[ENTRIES SHOWN]:
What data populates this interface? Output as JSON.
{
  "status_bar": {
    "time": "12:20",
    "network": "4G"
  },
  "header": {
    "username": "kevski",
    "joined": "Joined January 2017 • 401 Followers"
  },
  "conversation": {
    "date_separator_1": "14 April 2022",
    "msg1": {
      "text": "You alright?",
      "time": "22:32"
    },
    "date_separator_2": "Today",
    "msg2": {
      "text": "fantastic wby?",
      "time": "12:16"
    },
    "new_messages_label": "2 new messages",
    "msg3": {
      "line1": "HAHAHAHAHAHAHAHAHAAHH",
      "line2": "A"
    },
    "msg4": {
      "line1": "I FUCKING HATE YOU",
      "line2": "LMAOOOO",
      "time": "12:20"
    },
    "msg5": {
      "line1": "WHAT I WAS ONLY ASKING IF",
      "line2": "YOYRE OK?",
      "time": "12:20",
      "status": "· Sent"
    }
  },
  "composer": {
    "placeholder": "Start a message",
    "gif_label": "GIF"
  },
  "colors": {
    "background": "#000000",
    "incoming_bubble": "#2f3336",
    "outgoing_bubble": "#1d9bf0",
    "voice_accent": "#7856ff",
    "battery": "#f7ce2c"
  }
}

[EXERCISE PROMPT]: Copy out every line from the material above in which the word "text" appears.

[OUTPUT FOR THIS EXERCISE]:
      "text": "You alright?",
      "text": "fantastic wby?",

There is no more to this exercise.